___ Records for this exercise

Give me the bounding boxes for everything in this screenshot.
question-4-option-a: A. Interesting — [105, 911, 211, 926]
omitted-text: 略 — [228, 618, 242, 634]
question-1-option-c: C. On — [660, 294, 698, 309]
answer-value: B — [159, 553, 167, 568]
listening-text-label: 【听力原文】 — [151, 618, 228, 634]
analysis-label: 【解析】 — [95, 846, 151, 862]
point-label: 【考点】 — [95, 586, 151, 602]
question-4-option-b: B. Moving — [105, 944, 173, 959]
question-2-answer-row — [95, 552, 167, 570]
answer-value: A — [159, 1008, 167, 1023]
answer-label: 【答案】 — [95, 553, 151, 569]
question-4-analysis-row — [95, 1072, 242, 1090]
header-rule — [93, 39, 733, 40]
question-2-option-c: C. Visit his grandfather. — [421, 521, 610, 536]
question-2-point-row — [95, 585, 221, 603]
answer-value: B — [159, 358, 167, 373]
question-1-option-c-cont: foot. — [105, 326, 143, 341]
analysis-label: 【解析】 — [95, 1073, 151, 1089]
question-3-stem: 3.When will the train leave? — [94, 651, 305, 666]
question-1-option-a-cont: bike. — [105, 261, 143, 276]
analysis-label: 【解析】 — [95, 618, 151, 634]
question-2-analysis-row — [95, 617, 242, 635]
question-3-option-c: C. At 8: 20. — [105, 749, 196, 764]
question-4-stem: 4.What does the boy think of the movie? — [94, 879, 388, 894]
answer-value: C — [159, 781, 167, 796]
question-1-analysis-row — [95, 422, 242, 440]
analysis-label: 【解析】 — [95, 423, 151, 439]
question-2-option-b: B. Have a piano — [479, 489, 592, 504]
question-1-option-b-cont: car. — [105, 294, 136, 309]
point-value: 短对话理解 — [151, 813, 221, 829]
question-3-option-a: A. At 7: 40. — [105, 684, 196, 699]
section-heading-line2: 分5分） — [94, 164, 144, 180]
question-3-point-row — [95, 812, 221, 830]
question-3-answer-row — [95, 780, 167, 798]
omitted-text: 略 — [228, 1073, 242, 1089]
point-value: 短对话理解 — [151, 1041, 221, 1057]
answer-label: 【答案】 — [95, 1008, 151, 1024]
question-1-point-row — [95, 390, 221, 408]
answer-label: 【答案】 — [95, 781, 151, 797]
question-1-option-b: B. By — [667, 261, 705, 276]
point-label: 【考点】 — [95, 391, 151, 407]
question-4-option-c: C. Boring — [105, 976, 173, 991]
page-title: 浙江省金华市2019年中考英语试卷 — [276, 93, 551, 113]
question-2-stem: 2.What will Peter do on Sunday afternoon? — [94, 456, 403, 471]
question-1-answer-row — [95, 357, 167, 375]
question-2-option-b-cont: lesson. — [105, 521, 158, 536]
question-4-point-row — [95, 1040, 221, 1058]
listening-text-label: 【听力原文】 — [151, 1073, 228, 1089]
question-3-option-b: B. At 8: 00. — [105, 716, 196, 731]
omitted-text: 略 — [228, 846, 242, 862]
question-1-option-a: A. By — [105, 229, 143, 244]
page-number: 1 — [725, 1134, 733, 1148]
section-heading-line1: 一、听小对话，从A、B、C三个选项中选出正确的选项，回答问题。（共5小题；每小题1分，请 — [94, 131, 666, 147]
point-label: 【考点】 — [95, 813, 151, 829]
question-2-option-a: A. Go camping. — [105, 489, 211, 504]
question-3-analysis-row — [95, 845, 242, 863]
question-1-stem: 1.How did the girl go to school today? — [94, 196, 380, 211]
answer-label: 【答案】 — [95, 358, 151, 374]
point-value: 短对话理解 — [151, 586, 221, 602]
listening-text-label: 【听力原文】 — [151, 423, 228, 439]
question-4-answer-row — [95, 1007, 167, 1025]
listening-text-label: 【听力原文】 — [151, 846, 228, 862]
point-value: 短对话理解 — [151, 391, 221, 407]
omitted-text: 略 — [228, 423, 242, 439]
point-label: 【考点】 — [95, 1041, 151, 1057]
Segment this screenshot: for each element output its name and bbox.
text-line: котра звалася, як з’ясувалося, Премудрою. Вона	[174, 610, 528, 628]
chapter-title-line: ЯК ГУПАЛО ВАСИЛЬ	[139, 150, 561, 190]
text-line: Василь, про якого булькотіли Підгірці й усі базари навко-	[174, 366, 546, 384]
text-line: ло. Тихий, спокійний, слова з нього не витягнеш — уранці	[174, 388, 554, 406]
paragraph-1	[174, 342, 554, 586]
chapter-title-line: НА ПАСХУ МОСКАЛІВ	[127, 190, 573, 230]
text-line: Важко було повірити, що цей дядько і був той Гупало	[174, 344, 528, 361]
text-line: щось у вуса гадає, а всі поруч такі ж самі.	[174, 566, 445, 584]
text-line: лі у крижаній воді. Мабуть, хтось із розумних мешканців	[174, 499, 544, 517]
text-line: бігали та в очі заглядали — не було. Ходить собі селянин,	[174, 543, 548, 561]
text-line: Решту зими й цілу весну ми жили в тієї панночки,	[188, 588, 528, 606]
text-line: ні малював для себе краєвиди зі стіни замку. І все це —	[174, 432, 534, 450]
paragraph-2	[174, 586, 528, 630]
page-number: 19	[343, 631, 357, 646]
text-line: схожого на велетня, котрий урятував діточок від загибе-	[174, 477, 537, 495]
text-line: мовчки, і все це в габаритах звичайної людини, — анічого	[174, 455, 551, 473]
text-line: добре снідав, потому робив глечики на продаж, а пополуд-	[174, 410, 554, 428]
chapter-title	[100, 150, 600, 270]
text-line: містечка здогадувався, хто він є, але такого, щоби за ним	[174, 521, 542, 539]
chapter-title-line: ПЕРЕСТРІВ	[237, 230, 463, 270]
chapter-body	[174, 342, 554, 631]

______

Aim — Please pull out every line of the entries that contains the word "було", with case counting.

Output of the exercise —
text-line: Важко було повірити, що цей дядько і був той Гупало	[174, 344, 528, 361]
text-line: бігали та в очі заглядали — не було. Ходить собі селянин,	[174, 543, 548, 561]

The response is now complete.